• [Written exercise]: Each line that holds the string "kind" counts once; say how many such lines there are and add nothing.

• [Supplied records]:

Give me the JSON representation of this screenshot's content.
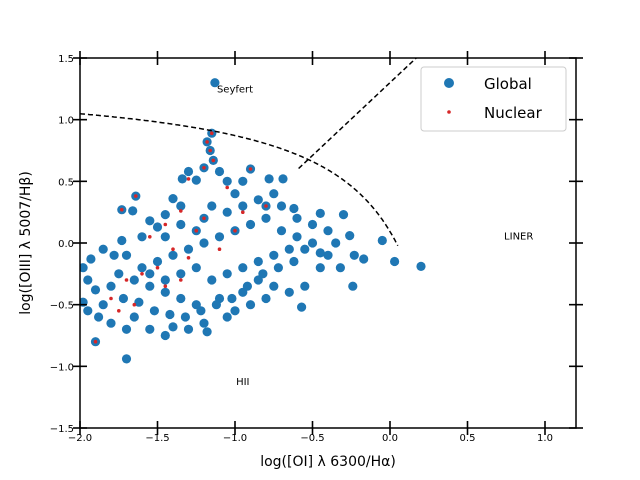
{
  "chart_data": {
    "type": "scatter",
    "xlabel": "log([OI] λ 6300/Hα)",
    "ylabel": "log([OIII] λ 5007/Hβ)",
    "xlim": [
      -2.0,
      1.2
    ],
    "ylim": [
      -1.5,
      1.5
    ],
    "xticks": [
      -2.0,
      -1.5,
      -1.0,
      -0.5,
      0.0,
      0.5,
      1.0
    ],
    "xtick_labels": [
      "−2.0",
      "−1.5",
      "−1.0",
      "−0.5",
      "0.0",
      "0.5",
      "1.0"
    ],
    "yticks": [
      -1.5,
      -1.0,
      -0.5,
      0.0,
      0.5,
      1.0,
      1.5
    ],
    "ytick_labels": [
      "−1.5",
      "−1.0",
      "−0.5",
      "0.0",
      "0.5",
      "1.0",
      "1.5"
    ],
    "grid": false,
    "legend_position": "top-right",
    "region_labels": [
      {
        "text": "Seyfert",
        "x": -1.0,
        "y": 1.22
      },
      {
        "text": "LINER",
        "x": 0.83,
        "y": 0.03
      },
      {
        "text": "HII",
        "x": -0.95,
        "y": -1.15
      }
    ],
    "boundary_curves": [
      {
        "kind": "hii-agn-curve",
        "color": "#000000"
      },
      {
        "kind": "seyfert-liner-line",
        "color": "#000000"
      }
    ],
    "series": [
      {
        "name": "Global",
        "marker": "large-circle",
        "color": "#1f77b4",
        "points": [
          [
            -1.13,
            1.3
          ],
          [
            -1.15,
            0.89
          ],
          [
            -1.18,
            0.82
          ],
          [
            -1.16,
            0.75
          ],
          [
            -1.14,
            0.67
          ],
          [
            -1.2,
            0.61
          ],
          [
            -1.1,
            0.58
          ],
          [
            -0.9,
            0.6
          ],
          [
            -1.3,
            0.58
          ],
          [
            -1.34,
            0.52
          ],
          [
            -1.25,
            0.51
          ],
          [
            -1.05,
            0.5
          ],
          [
            -0.95,
            0.5
          ],
          [
            -0.78,
            0.52
          ],
          [
            -0.69,
            0.52
          ],
          [
            -1.64,
            0.38
          ],
          [
            -1.4,
            0.36
          ],
          [
            -1.0,
            0.4
          ],
          [
            -1.73,
            0.27
          ],
          [
            -1.66,
            0.26
          ],
          [
            -1.55,
            0.18
          ],
          [
            -1.5,
            0.13
          ],
          [
            -1.45,
            0.23
          ],
          [
            -1.35,
            0.3
          ],
          [
            -1.2,
            0.2
          ],
          [
            -0.8,
            0.3
          ],
          [
            -0.7,
            0.3
          ],
          [
            -0.62,
            0.28
          ],
          [
            -0.6,
            0.2
          ],
          [
            -0.5,
            0.15
          ],
          [
            -0.45,
            0.24
          ],
          [
            -0.4,
            0.1
          ],
          [
            -0.3,
            0.23
          ],
          [
            -0.26,
            0.06
          ],
          [
            -0.23,
            -0.1
          ],
          [
            -0.17,
            -0.13
          ],
          [
            -0.05,
            0.02
          ],
          [
            0.03,
            -0.15
          ],
          [
            0.2,
            -0.19
          ],
          [
            -0.24,
            -0.35
          ],
          [
            -0.4,
            -0.1
          ],
          [
            -0.45,
            -0.2
          ],
          [
            -0.55,
            -0.35
          ],
          [
            -0.57,
            -0.52
          ],
          [
            -0.65,
            -0.4
          ],
          [
            -1.73,
            0.02
          ],
          [
            -1.78,
            -0.1
          ],
          [
            -1.85,
            -0.05
          ],
          [
            -1.93,
            -0.13
          ],
          [
            -1.98,
            -0.2
          ],
          [
            -1.95,
            -0.3
          ],
          [
            -1.9,
            -0.38
          ],
          [
            -1.98,
            -0.48
          ],
          [
            -1.95,
            -0.55
          ],
          [
            -1.88,
            -0.6
          ],
          [
            -1.8,
            -0.65
          ],
          [
            -1.7,
            -0.7
          ],
          [
            -1.65,
            -0.6
          ],
          [
            -1.9,
            -0.8
          ],
          [
            -1.7,
            -0.94
          ],
          [
            -1.55,
            -0.7
          ],
          [
            -1.45,
            -0.75
          ],
          [
            -1.4,
            -0.68
          ],
          [
            -1.3,
            -0.7
          ],
          [
            -1.2,
            -0.65
          ],
          [
            -1.18,
            -0.72
          ],
          [
            -1.05,
            -0.6
          ],
          [
            -1.0,
            -0.55
          ],
          [
            -0.9,
            -0.5
          ],
          [
            -0.8,
            -0.45
          ],
          [
            -0.75,
            -0.35
          ],
          [
            -0.85,
            -0.3
          ],
          [
            -0.95,
            -0.4
          ],
          [
            -1.1,
            -0.45
          ],
          [
            -1.25,
            -0.5
          ],
          [
            -1.35,
            -0.45
          ],
          [
            -1.45,
            -0.4
          ],
          [
            -1.55,
            -0.35
          ],
          [
            -1.65,
            -0.3
          ],
          [
            -1.75,
            -0.25
          ],
          [
            -1.6,
            -0.2
          ],
          [
            -1.5,
            -0.15
          ],
          [
            -1.4,
            -0.1
          ],
          [
            -1.3,
            -0.05
          ],
          [
            -1.2,
            0.0
          ],
          [
            -1.1,
            0.05
          ],
          [
            -1.0,
            0.1
          ],
          [
            -0.9,
            0.15
          ],
          [
            -0.8,
            0.2
          ],
          [
            -0.7,
            0.1
          ],
          [
            -0.6,
            0.05
          ],
          [
            -0.65,
            -0.05
          ],
          [
            -0.75,
            -0.1
          ],
          [
            -0.85,
            -0.15
          ],
          [
            -0.95,
            -0.2
          ],
          [
            -1.05,
            -0.25
          ],
          [
            -1.15,
            -0.3
          ],
          [
            -1.25,
            -0.2
          ],
          [
            -1.35,
            -0.25
          ],
          [
            -1.45,
            -0.3
          ],
          [
            -1.55,
            -0.25
          ],
          [
            -1.25,
            0.1
          ],
          [
            -1.35,
            0.15
          ],
          [
            -1.45,
            0.05
          ],
          [
            -1.15,
            0.3
          ],
          [
            -1.05,
            0.25
          ],
          [
            -0.95,
            0.3
          ],
          [
            -0.85,
            0.35
          ],
          [
            -0.75,
            0.4
          ],
          [
            -1.6,
            0.05
          ],
          [
            -1.7,
            -0.1
          ],
          [
            -1.8,
            -0.35
          ],
          [
            -1.85,
            -0.5
          ],
          [
            -1.72,
            -0.45
          ],
          [
            -1.62,
            -0.48
          ],
          [
            -1.52,
            -0.55
          ],
          [
            -1.42,
            -0.58
          ],
          [
            -1.32,
            -0.6
          ],
          [
            -1.22,
            -0.55
          ],
          [
            -1.12,
            -0.5
          ],
          [
            -1.02,
            -0.45
          ],
          [
            -0.92,
            -0.35
          ],
          [
            -0.82,
            -0.25
          ],
          [
            -0.72,
            -0.2
          ],
          [
            -0.62,
            -0.15
          ],
          [
            -0.55,
            -0.05
          ],
          [
            -0.5,
            0.0
          ],
          [
            -0.45,
            -0.08
          ],
          [
            -0.35,
            0.0
          ],
          [
            -0.32,
            -0.2
          ]
        ]
      },
      {
        "name": "Nuclear",
        "marker": "small-dot",
        "color": "#d62728",
        "points": [
          [
            -1.15,
            0.89
          ],
          [
            -1.18,
            0.82
          ],
          [
            -1.16,
            0.75
          ],
          [
            -1.14,
            0.67
          ],
          [
            -1.2,
            0.61
          ],
          [
            -0.9,
            0.6
          ],
          [
            -1.3,
            0.52
          ],
          [
            -1.05,
            0.45
          ],
          [
            -1.64,
            0.38
          ],
          [
            -1.73,
            0.27
          ],
          [
            -1.35,
            0.26
          ],
          [
            -1.2,
            0.2
          ],
          [
            -1.45,
            0.15
          ],
          [
            -1.25,
            0.1
          ],
          [
            -1.55,
            0.05
          ],
          [
            -1.4,
            -0.05
          ],
          [
            -1.3,
            -0.12
          ],
          [
            -1.5,
            -0.2
          ],
          [
            -1.6,
            -0.25
          ],
          [
            -1.7,
            -0.3
          ],
          [
            -1.8,
            -0.45
          ],
          [
            -1.75,
            -0.55
          ],
          [
            -1.65,
            -0.5
          ],
          [
            -1.9,
            -0.8
          ],
          [
            -1.45,
            -0.35
          ],
          [
            -1.35,
            -0.3
          ],
          [
            -1.1,
            -0.05
          ],
          [
            -1.0,
            0.1
          ],
          [
            -0.95,
            0.25
          ],
          [
            -0.8,
            0.3
          ]
        ]
      }
    ]
  }
}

• [Output for this task]: 2